Could you output each line of the data that follows exactly?
* Start *
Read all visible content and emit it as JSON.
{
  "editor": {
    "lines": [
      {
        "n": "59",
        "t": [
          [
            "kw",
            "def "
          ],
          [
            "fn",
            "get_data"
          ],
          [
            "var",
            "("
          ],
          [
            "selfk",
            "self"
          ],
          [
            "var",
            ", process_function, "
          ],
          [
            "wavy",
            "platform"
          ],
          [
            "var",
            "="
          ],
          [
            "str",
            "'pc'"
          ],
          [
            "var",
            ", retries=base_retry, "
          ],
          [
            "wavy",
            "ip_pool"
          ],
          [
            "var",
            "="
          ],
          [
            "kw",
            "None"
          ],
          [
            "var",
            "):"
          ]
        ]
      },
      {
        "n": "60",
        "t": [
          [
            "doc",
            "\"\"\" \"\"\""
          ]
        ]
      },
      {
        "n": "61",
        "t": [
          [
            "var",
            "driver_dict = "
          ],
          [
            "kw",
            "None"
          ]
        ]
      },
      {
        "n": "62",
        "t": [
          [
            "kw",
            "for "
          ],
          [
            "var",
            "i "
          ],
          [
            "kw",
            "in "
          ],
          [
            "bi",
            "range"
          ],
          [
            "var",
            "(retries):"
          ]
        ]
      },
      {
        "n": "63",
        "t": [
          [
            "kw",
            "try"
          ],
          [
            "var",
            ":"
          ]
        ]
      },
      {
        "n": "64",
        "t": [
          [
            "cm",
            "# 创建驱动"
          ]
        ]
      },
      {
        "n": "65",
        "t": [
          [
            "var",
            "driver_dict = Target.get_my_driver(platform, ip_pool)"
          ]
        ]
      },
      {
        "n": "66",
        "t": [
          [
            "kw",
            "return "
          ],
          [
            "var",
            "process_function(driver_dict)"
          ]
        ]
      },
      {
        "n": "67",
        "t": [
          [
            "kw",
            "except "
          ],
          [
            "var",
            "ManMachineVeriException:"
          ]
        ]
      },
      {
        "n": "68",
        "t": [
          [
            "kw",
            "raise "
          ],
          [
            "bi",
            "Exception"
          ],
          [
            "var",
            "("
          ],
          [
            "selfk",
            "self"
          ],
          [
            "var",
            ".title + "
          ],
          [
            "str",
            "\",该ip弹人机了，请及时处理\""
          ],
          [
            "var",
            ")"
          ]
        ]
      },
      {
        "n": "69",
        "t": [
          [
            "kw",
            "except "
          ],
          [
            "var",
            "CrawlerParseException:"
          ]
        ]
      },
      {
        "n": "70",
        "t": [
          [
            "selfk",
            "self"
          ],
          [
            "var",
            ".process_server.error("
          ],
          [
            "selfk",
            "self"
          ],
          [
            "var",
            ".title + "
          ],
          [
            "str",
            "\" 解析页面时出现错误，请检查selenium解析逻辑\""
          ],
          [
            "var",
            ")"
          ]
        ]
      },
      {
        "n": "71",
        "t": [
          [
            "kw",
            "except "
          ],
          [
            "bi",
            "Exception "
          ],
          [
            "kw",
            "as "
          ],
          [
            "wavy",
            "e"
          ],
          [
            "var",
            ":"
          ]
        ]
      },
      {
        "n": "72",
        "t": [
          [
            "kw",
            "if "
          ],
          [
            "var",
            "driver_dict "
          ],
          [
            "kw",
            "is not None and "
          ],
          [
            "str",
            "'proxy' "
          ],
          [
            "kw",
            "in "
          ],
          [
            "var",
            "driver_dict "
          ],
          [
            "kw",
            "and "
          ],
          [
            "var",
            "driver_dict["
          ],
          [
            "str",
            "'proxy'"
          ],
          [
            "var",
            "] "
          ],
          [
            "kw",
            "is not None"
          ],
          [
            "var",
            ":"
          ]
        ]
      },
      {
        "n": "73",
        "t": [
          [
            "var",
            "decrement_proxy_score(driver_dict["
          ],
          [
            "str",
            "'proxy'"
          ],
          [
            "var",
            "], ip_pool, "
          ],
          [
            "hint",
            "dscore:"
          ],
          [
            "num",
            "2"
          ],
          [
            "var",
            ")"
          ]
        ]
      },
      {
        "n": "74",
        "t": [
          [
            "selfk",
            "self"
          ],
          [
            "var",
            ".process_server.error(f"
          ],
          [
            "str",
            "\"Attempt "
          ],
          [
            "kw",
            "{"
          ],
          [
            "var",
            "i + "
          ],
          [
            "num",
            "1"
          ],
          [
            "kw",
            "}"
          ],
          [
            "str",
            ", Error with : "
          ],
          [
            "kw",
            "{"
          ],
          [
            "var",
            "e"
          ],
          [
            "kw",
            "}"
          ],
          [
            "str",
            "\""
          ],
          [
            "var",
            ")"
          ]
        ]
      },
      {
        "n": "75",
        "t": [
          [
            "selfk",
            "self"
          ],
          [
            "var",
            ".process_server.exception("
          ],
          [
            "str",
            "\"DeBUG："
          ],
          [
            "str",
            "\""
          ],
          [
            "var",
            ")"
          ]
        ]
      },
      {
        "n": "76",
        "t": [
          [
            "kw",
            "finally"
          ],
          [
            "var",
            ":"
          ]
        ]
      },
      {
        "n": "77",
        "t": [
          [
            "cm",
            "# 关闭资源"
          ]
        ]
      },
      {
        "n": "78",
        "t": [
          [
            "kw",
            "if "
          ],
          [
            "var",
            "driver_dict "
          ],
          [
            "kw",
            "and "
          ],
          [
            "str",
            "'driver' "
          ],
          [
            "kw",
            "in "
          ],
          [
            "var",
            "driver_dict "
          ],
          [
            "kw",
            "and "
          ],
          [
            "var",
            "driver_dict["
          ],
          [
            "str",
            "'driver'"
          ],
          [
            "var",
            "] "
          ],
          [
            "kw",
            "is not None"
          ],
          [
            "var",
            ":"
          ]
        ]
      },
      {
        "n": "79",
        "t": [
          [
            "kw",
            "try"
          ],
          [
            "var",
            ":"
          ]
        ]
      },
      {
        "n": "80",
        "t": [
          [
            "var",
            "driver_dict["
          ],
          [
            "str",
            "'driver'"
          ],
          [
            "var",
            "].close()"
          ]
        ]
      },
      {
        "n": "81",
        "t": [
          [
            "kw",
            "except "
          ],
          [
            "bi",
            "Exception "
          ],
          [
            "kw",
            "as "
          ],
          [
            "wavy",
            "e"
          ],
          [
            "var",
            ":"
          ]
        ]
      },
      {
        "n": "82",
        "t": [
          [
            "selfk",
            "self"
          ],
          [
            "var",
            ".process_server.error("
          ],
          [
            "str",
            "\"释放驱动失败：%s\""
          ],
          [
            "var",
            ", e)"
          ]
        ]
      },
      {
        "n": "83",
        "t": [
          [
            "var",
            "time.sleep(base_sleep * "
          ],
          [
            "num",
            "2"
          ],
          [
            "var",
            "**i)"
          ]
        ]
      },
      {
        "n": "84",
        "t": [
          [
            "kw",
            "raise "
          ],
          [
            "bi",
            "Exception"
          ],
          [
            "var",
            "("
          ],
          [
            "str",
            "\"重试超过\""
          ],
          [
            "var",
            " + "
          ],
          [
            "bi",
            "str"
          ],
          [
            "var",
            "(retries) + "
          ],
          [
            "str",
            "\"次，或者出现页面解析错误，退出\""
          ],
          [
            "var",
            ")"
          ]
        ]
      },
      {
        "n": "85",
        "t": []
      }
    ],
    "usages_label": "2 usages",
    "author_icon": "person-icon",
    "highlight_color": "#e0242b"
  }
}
* End *
» Problem solution:
Read all visible content and emit it as JSON.
{
  "editor": {
    "lines": [
      {
        "n": "59",
        "t": [
          [
            "kw",
            "def "
          ],
          [
            "fn",
            "get_data"
          ],
          [
            "var",
            "("
          ],
          [
            "selfk",
            "self"
          ],
          [
            "var",
            ", process_function, "
          ],
          [
            "wavy",
            "platform"
          ],
          [
            "var",
            "="
          ],
          [
            "str",
            "'pc'"
          ],
          [
            "var",
            ", retries=base_retry, "
          ],
          [
            "wavy",
            "ip_pool"
          ],
          [
            "var",
            "="
          ],
          [
            "kw",
            "None"
          ],
          [
            "var",
            "):"
          ]
        ]
      },
      {
        "n": "60",
        "t": [
          [
            "doc",
            "\"\"\" \"\"\""
          ]
        ]
      },
      {
        "n": "61",
        "t": [
          [
            "var",
            "driver_dict = "
          ],
          [
            "kw",
            "None"
          ]
        ]
      },
      {
        "n": "62",
        "t": [
          [
            "kw",
            "for "
          ],
          [
            "var",
            "i "
          ],
          [
            "kw",
            "in "
          ],
          [
            "bi",
            "range"
          ],
          [
            "var",
            "(retries):"
          ]
        ]
      },
      {
        "n": "63",
        "t": [
          [
            "kw",
            "try"
          ],
          [
            "var",
            ":"
          ]
        ]
      },
      {
        "n": "64",
        "t": [
          [
            "cm",
            "# 创建驱动"
          ]
        ]
      },
      {
        "n": "65",
        "t": [
          [
            "var",
            "driver_dict = Target.get_my_driver(platform, ip_pool)"
          ]
        ]
      },
      {
        "n": "66",
        "t": [
          [
            "kw",
            "return "
          ],
          [
            "var",
            "process_function(driver_dict)"
          ]
        ]
      },
      {
        "n": "67",
        "t": [
          [
            "kw",
            "except "
          ],
          [
            "var",
            "ManMachineVeriException:"
          ]
        ]
      },
      {
        "n": "68",
        "t": [
          [
            "kw",
            "raise "
          ],
          [
            "bi",
            "Exception"
          ],
          [
            "var",
            "("
          ],
          [
            "selfk",
            "self"
          ],
          [
            "var",
            ".title + "
          ],
          [
            "str",
            "\",该ip弹人机了，请及时处理\""
          ],
          [
            "var",
            ")"
          ]
        ]
      },
      {
        "n": "69",
        "t": [
          [
            "kw",
            "except "
          ],
          [
            "var",
            "CrawlerParseException:"
          ]
        ]
      },
      {
        "n": "70",
        "t": [
          [
            "selfk",
            "self"
          ],
          [
            "var",
            ".process_server.error("
          ],
          [
            "selfk",
            "self"
          ],
          [
            "var",
            ".title + "
          ],
          [
            "str",
            "\" 解析页面时出现错误，请检查selenium解析逻辑\""
          ],
          [
            "var",
            ")"
          ]
        ]
      },
      {
        "n": "71",
        "t": [
          [
            "kw",
            "except "
          ],
          [
            "bi",
            "Exception "
          ],
          [
            "kw",
            "as "
          ],
          [
            "wavy",
            "e"
          ],
          [
            "var",
            ":"
          ]
        ]
      },
      {
        "n": "72",
        "t": [
          [
            "kw",
            "if "
          ],
          [
            "var",
            "driver_dict "
          ],
          [
            "kw",
            "is not None and "
          ],
          [
            "str",
            "'proxy' "
          ],
          [
            "kw",
            "in "
          ],
          [
            "var",
            "driver_dict "
          ],
          [
            "kw",
            "and "
          ],
          [
            "var",
            "driver_dict["
          ],
          [
            "str",
            "'proxy'"
          ],
          [
            "var",
            "] "
          ],
          [
            "kw",
            "is not None"
          ],
          [
            "var",
            ":"
          ]
        ]
      },
      {
        "n": "73",
        "t": [
          [
            "var",
            "decrement_proxy_score(driver_dict["
          ],
          [
            "str",
            "'proxy'"
          ],
          [
            "var",
            "], ip_pool, "
          ],
          [
            "hint",
            "dscore:"
          ],
          [
            "num",
            "2"
          ],
          [
            "var",
            ")"
          ]
        ]
      },
      {
        "n": "74",
        "t": [
          [
            "selfk",
            "self"
          ],
          [
            "var",
            ".process_server.error(f"
          ],
          [
            "str",
            "\"Attempt "
          ],
          [
            "kw",
            "{"
          ],
          [
            "var",
            "i + "
          ],
          [
            "num",
            "1"
          ],
          [
            "kw",
            "}"
          ],
          [
            "str",
            ", Error with : "
          ],
          [
            "kw",
            "{"
          ],
          [
            "var",
            "e"
          ],
          [
            "kw",
            "}"
          ],
          [
            "str",
            "\""
          ],
          [
            "var",
            ")"
          ]
        ]
      },
      {
        "n": "75",
        "t": [
          [
            "selfk",
            "self"
          ],
          [
            "var",
            ".process_server.exception("
          ],
          [
            "str",
            "\"DeBUG："
          ],
          [
            "str",
            "\""
          ],
          [
            "var",
            ")"
          ]
        ]
      },
      {
        "n": "76",
        "t": [
          [
            "kw",
            "finally"
          ],
          [
            "var",
            ":"
          ]
        ]
      },
      {
        "n": "77",
        "t": [
          [
            "cm",
            "# 关闭资源"
          ]
        ]
      },
      {
        "n": "78",
        "t": [
          [
            "kw",
            "if "
          ],
          [
            "var",
            "driver_dict "
          ],
          [
            "kw",
            "and "
          ],
          [
            "str",
            "'driver' "
          ],
          [
            "kw",
            "in "
          ],
          [
            "var",
            "driver_dict "
          ],
          [
            "kw",
            "and "
          ],
          [
            "var",
            "driver_dict["
          ],
          [
            "str",
            "'driver'"
          ],
          [
            "var",
            "] "
          ],
          [
            "kw",
            "is not None"
          ],
          [
            "var",
            ":"
          ]
        ]
      },
      {
        "n": "79",
        "t": [
          [
            "kw",
            "try"
          ],
          [
            "var",
            ":"
          ]
        ]
      },
      {
        "n": "80",
        "t": [
          [
            "var",
            "driver_dict["
          ],
          [
            "str",
            "'driver'"
          ],
          [
            "var",
            "].close()"
          ]
        ]
      },
      {
        "n": "81",
        "t": [
          [
            "kw",
            "except "
          ],
          [
            "bi",
            "Exception "
          ],
          [
            "kw",
            "as "
          ],
          [
            "wavy",
            "e"
          ],
          [
            "var",
            ":"
          ]
        ]
      },
      {
        "n": "82",
        "t": [
          [
            "selfk",
            "self"
          ],
          [
            "var",
            ".process_server.error("
          ],
          [
            "str",
            "\"释放驱动失败：%s\""
          ],
          [
            "var",
            ", e)"
          ]
        ]
      },
      {
        "n": "83",
        "t": [
          [
            "var",
            "time.sleep(base_sleep * "
          ],
          [
            "num",
            "2"
          ],
          [
            "var",
            "**i)"
          ]
        ]
      },
      {
        "n": "84",
        "t": [
          [
            "kw",
            "raise "
          ],
          [
            "bi",
            "Exception"
          ],
          [
            "var",
            "("
          ],
          [
            "str",
            "\"重试超过\""
          ],
          [
            "var",
            " + "
          ],
          [
            "bi",
            "str"
          ],
          [
            "var",
            "(retries) + "
          ],
          [
            "str",
            "\"次，或者出现页面解析错误，退出\""
          ],
          [
            "var",
            ")"
          ]
        ]
      },
      {
        "n": "85",
        "t": []
      }
    ],
    "usages_label": "2 usages",
    "author_icon": "person-icon",
    "highlight_color": "#e0242b"
  }
}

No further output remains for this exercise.